# Written task:
The records below must be retyped exactly.

# Record list:

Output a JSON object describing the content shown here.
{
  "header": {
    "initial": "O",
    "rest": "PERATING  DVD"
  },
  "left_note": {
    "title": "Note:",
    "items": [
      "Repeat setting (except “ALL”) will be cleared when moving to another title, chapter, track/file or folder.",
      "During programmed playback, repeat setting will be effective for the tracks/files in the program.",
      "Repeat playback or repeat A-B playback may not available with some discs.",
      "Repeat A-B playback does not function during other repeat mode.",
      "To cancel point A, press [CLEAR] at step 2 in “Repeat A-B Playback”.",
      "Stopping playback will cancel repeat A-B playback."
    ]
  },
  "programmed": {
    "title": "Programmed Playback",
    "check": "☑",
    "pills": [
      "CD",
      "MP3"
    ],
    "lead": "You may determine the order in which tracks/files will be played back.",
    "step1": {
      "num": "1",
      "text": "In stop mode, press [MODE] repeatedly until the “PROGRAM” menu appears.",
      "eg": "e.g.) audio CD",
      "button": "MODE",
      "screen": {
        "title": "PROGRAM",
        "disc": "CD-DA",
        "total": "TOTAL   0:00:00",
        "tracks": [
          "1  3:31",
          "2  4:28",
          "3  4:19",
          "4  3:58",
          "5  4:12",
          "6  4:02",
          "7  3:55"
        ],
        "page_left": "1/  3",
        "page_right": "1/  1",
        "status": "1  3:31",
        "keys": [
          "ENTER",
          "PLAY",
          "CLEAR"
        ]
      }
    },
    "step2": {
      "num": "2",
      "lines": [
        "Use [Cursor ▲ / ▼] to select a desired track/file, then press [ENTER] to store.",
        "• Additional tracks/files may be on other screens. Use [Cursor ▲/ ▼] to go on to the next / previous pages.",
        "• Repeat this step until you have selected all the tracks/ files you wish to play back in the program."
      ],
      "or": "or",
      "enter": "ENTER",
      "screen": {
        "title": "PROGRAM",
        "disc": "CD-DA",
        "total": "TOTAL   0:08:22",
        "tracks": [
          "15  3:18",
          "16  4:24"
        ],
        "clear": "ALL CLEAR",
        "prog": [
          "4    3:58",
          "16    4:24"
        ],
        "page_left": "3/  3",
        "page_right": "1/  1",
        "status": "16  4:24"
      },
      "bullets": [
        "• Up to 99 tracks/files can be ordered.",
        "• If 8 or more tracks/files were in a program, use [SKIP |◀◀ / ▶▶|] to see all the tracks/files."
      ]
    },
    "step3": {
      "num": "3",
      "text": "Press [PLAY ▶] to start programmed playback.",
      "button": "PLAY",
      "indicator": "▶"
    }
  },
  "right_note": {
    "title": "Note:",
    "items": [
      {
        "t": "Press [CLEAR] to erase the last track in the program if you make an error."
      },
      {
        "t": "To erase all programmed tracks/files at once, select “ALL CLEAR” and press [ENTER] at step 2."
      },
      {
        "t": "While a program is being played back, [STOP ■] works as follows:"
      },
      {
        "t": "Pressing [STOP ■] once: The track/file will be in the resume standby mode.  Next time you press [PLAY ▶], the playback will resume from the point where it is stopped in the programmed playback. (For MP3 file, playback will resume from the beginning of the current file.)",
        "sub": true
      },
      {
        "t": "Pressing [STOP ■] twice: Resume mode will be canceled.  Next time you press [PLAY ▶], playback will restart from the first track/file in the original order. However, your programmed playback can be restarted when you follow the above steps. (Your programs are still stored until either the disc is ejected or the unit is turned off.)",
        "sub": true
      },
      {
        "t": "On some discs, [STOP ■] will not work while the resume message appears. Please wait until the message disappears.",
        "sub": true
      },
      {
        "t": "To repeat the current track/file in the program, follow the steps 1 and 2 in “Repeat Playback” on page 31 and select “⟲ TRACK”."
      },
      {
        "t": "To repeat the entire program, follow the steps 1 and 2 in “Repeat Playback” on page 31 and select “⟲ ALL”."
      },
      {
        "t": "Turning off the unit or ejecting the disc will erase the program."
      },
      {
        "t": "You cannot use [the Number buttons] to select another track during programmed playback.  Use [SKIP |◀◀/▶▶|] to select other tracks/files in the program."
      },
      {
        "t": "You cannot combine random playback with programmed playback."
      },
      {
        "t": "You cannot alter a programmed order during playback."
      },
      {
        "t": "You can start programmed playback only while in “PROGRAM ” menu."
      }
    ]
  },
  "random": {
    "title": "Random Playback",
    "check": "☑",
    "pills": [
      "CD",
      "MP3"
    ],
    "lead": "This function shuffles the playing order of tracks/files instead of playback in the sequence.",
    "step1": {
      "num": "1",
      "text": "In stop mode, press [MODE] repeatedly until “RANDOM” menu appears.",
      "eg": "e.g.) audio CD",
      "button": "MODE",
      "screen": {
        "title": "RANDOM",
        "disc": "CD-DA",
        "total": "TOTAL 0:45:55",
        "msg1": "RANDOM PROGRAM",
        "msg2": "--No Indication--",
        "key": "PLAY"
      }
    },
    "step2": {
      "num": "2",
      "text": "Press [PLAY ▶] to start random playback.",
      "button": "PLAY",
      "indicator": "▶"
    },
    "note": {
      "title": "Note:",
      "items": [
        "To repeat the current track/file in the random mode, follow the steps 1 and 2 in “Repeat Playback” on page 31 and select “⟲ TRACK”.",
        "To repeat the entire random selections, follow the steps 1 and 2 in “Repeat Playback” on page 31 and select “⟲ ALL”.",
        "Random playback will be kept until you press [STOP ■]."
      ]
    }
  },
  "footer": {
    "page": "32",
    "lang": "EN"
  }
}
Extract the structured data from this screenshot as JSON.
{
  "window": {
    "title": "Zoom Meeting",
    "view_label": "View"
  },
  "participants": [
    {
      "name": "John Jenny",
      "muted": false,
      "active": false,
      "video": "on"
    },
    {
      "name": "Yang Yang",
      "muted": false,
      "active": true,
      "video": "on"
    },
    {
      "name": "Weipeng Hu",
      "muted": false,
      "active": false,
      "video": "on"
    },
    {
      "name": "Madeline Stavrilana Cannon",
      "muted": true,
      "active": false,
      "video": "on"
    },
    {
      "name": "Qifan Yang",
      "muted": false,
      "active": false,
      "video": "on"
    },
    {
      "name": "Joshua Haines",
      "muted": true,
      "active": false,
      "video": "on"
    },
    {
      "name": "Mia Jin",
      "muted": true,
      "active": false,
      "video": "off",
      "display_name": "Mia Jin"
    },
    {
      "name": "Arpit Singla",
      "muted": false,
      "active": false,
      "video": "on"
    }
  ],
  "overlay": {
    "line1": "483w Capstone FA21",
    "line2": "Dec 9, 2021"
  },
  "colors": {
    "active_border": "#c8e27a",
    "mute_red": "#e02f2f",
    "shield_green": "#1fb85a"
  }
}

# Exercise answer:
Output a JSON object describing the content shown here.
{
  "header": {
    "initial": "O",
    "rest": "PERATING  DVD"
  },
  "left_note": {
    "title": "Note:",
    "items": [
      "Repeat setting (except “ALL”) will be cleared when moving to another title, chapter, track/file or folder.",
      "During programmed playback, repeat setting will be effective for the tracks/files in the program.",
      "Repeat playback or repeat A-B playback may not available with some discs.",
      "Repeat A-B playback does not function during other repeat mode.",
      "To cancel point A, press [CLEAR] at step 2 in “Repeat A-B Playback”.",
      "Stopping playback will cancel repeat A-B playback."
    ]
  },
  "programmed": {
    "title": "Programmed Playback",
    "check": "☑",
    "pills": [
      "CD",
      "MP3"
    ],
    "lead": "You may determine the order in which tracks/files will be played back.",
    "step1": {
      "num": "1",
      "text": "In stop mode, press [MODE] repeatedly until the “PROGRAM” menu appears.",
      "eg": "e.g.) audio CD",
      "button": "MODE",
      "screen": {
        "title": "PROGRAM",
        "disc": "CD-DA",
        "total": "TOTAL   0:00:00",
        "tracks": [
          "1  3:31",
          "2  4:28",
          "3  4:19",
          "4  3:58",
          "5  4:12",
          "6  4:02",
          "7  3:55"
        ],
        "page_left": "1/  3",
        "page_right": "1/  1",
        "status": "1  3:31",
        "keys": [
          "ENTER",
          "PLAY",
          "CLEAR"
        ]
      }
    },
    "step2": {
      "num": "2",
      "lines": [
        "Use [Cursor ▲ / ▼] to select a desired track/file, then press [ENTER] to store.",
        "• Additional tracks/files may be on other screens. Use [Cursor ▲/ ▼] to go on to the next / previous pages.",
        "• Repeat this step until you have selected all the tracks/ files you wish to play back in the program."
      ],
      "or": "or",
      "enter": "ENTER",
      "screen": {
        "title": "PROGRAM",
        "disc": "CD-DA",
        "total": "TOTAL   0:08:22",
        "tracks": [
          "15  3:18",
          "16  4:24"
        ],
        "clear": "ALL CLEAR",
        "prog": [
          "4    3:58",
          "16    4:24"
        ],
        "page_left": "3/  3",
        "page_right": "1/  1",
        "status": "16  4:24"
      },
      "bullets": [
        "• Up to 99 tracks/files can be ordered.",
        "• If 8 or more tracks/files were in a program, use [SKIP |◀◀ / ▶▶|] to see all the tracks/files."
      ]
    },
    "step3": {
      "num": "3",
      "text": "Press [PLAY ▶] to start programmed playback.",
      "button": "PLAY",
      "indicator": "▶"
    }
  },
  "right_note": {
    "title": "Note:",
    "items": [
      {
        "t": "Press [CLEAR] to erase the last track in the program if you make an error."
      },
      {
        "t": "To erase all programmed tracks/files at once, select “ALL CLEAR” and press [ENTER] at step 2."
      },
      {
        "t": "While a program is being played back, [STOP ■] works as follows:"
      },
      {
        "t": "Pressing [STOP ■] once: The track/file will be in the resume standby mode.  Next time you press [PLAY ▶], the playback will resume from the point where it is stopped in the programmed playback. (For MP3 file, playback will resume from the beginning of the current file.)",
        "sub": true
      },
      {
        "t": "Pressing [STOP ■] twice: Resume mode will be canceled.  Next time you press [PLAY ▶], playback will restart from the first track/file in the original order. However, your programmed playback can be restarted when you follow the above steps. (Your programs are still stored until either the disc is ejected or the unit is turned off.)",
        "sub": true
      },
      {
        "t": "On some discs, [STOP ■] will not work while the resume message appears. Please wait until the message disappears.",
        "sub": true
      },
      {
        "t": "To repeat the current track/file in the program, follow the steps 1 and 2 in “Repeat Playback” on page 31 and select “⟲ TRACK”."
      },
      {
        "t": "To repeat the entire program, follow the steps 1 and 2 in “Repeat Playback” on page 31 and select “⟲ ALL”."
      },
      {
        "t": "Turning off the unit or ejecting the disc will erase the program."
      },
      {
        "t": "You cannot use [the Number buttons] to select another track during programmed playback.  Use [SKIP |◀◀/▶▶|] to select other tracks/files in the program."
      },
      {
        "t": "You cannot combine random playback with programmed playback."
      },
      {
        "t": "You cannot alter a programmed order during playback."
      },
      {
        "t": "You can start programmed playback only while in “PROGRAM ” menu."
      }
    ]
  },
  "random": {
    "title": "Random Playback",
    "check": "☑",
    "pills": [
      "CD",
      "MP3"
    ],
    "lead": "This function shuffles the playing order of tracks/files instead of playback in the sequence.",
    "step1": {
      "num": "1",
      "text": "In stop mode, press [MODE] repeatedly until “RANDOM” menu appears.",
      "eg": "e.g.) audio CD",
      "button": "MODE",
      "screen": {
        "title": "RANDOM",
        "disc": "CD-DA",
        "total": "TOTAL 0:45:55",
        "msg1": "RANDOM PROGRAM",
        "msg2": "--No Indication--",
        "key": "PLAY"
      }
    },
    "step2": {
      "num": "2",
      "text": "Press [PLAY ▶] to start random playback.",
      "button": "PLAY",
      "indicator": "▶"
    },
    "note": {
      "title": "Note:",
      "items": [
        "To repeat the current track/file in the random mode, follow the steps 1 and 2 in “Repeat Playback” on page 31 and select “⟲ TRACK”.",
        "To repeat the entire random selections, follow the steps 1 and 2 in “Repeat Playback” on page 31 and select “⟲ ALL”.",
        "Random playback will be kept until you press [STOP ■]."
      ]
    }
  },
  "footer": {
    "page": "32",
    "lang": "EN"
  }
}
Extract the structured data from this screenshot as JSON.
{
  "window": {
    "title": "Zoom Meeting",
    "view_label": "View"
  },
  "participants": [
    {
      "name": "John Jenny",
      "muted": false,
      "active": false,
      "video": "on"
    },
    {
      "name": "Yang Yang",
      "muted": false,
      "active": true,
      "video": "on"
    },
    {
      "name": "Weipeng Hu",
      "muted": false,
      "active": false,
      "video": "on"
    },
    {
      "name": "Madeline Stavrilana Cannon",
      "muted": true,
      "active": false,
      "video": "on"
    },
    {
      "name": "Qifan Yang",
      "muted": false,
      "active": false,
      "video": "on"
    },
    {
      "name": "Joshua Haines",
      "muted": true,
      "active": false,
      "video": "on"
    },
    {
      "name": "Mia Jin",
      "muted": true,
      "active": false,
      "video": "off",
      "display_name": "Mia Jin"
    },
    {
      "name": "Arpit Singla",
      "muted": false,
      "active": false,
      "video": "on"
    }
  ],
  "overlay": {
    "line1": "483w Capstone FA21",
    "line2": "Dec 9, 2021"
  },
  "colors": {
    "active_border": "#c8e27a",
    "mute_red": "#e02f2f",
    "shield_green": "#1fb85a"
  }
}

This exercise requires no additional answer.